#### [WHAT YOU ARE ASKED TO DO]
Leave out the pictures and transcribe everything else exactly.

#### [RECORD EXCERPTS]
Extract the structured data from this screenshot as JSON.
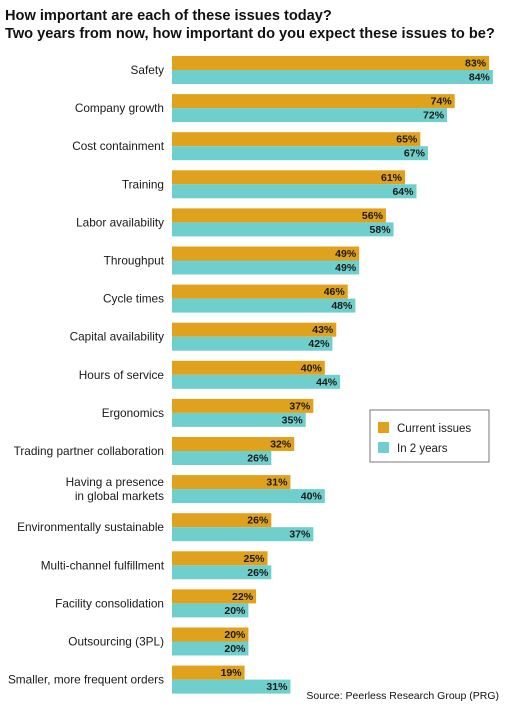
{
  "title_line1": "How important are each of these issues today?",
  "title_line2": "Two years from now, how important do you expect these issues to be?",
  "source": "Source: Peerless Research Group (PRG)",
  "colors": {
    "current": "#E0A11C",
    "future": "#6FCFCC",
    "text": "#1a1a1a"
  },
  "chart_data": {
    "type": "bar",
    "orientation": "horizontal",
    "title": "How important are each of these issues today? Two years from now, how important do you expect these issues to be?",
    "xlabel": "",
    "ylabel": "",
    "xlim": [
      0,
      100
    ],
    "grid": false,
    "legend_position": "right",
    "value_suffix": "%",
    "categories": [
      [
        "Safety"
      ],
      [
        "Company growth"
      ],
      [
        "Cost containment"
      ],
      [
        "Training"
      ],
      [
        "Labor availability"
      ],
      [
        "Throughput"
      ],
      [
        "Cycle times"
      ],
      [
        "Capital availability"
      ],
      [
        "Hours of service"
      ],
      [
        "Ergonomics"
      ],
      [
        "Trading partner collaboration"
      ],
      [
        "Having a presence",
        "in global markets"
      ],
      [
        "Environmentally sustainable"
      ],
      [
        "Multi-channel fulfillment"
      ],
      [
        "Facility consolidation"
      ],
      [
        "Outsourcing (3PL)"
      ],
      [
        "Smaller, more frequent orders"
      ]
    ],
    "series": [
      {
        "name": "Current issues",
        "values": [
          83,
          74,
          65,
          61,
          56,
          49,
          46,
          43,
          40,
          37,
          32,
          31,
          26,
          25,
          22,
          20,
          19
        ]
      },
      {
        "name": "In 2 years",
        "values": [
          84,
          72,
          67,
          64,
          58,
          49,
          48,
          42,
          44,
          35,
          26,
          40,
          37,
          26,
          20,
          20,
          31
        ]
      }
    ]
  }
}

#### [WRITTEN RESPONSE]
Extract the structured data from this screenshot as JSON.
{
  "title_line1": "How important are each of these issues today?",
  "title_line2": "Two years from now, how important do you expect these issues to be?",
  "source": "Source: Peerless Research Group (PRG)",
  "colors": {
    "current": "#E0A11C",
    "future": "#6FCFCC",
    "text": "#1a1a1a"
  },
  "chart_data": {
    "type": "bar",
    "orientation": "horizontal",
    "title": "How important are each of these issues today? Two years from now, how important do you expect these issues to be?",
    "xlabel": "",
    "ylabel": "",
    "xlim": [
      0,
      100
    ],
    "grid": false,
    "legend_position": "right",
    "value_suffix": "%",
    "categories": [
      [
        "Safety"
      ],
      [
        "Company growth"
      ],
      [
        "Cost containment"
      ],
      [
        "Training"
      ],
      [
        "Labor availability"
      ],
      [
        "Throughput"
      ],
      [
        "Cycle times"
      ],
      [
        "Capital availability"
      ],
      [
        "Hours of service"
      ],
      [
        "Ergonomics"
      ],
      [
        "Trading partner collaboration"
      ],
      [
        "Having a presence",
        "in global markets"
      ],
      [
        "Environmentally sustainable"
      ],
      [
        "Multi-channel fulfillment"
      ],
      [
        "Facility consolidation"
      ],
      [
        "Outsourcing (3PL)"
      ],
      [
        "Smaller, more frequent orders"
      ]
    ],
    "series": [
      {
        "name": "Current issues",
        "values": [
          83,
          74,
          65,
          61,
          56,
          49,
          46,
          43,
          40,
          37,
          32,
          31,
          26,
          25,
          22,
          20,
          19
        ]
      },
      {
        "name": "In 2 years",
        "values": [
          84,
          72,
          67,
          64,
          58,
          49,
          48,
          42,
          44,
          35,
          26,
          40,
          37,
          26,
          20,
          20,
          31
        ]
      }
    ]
  }
}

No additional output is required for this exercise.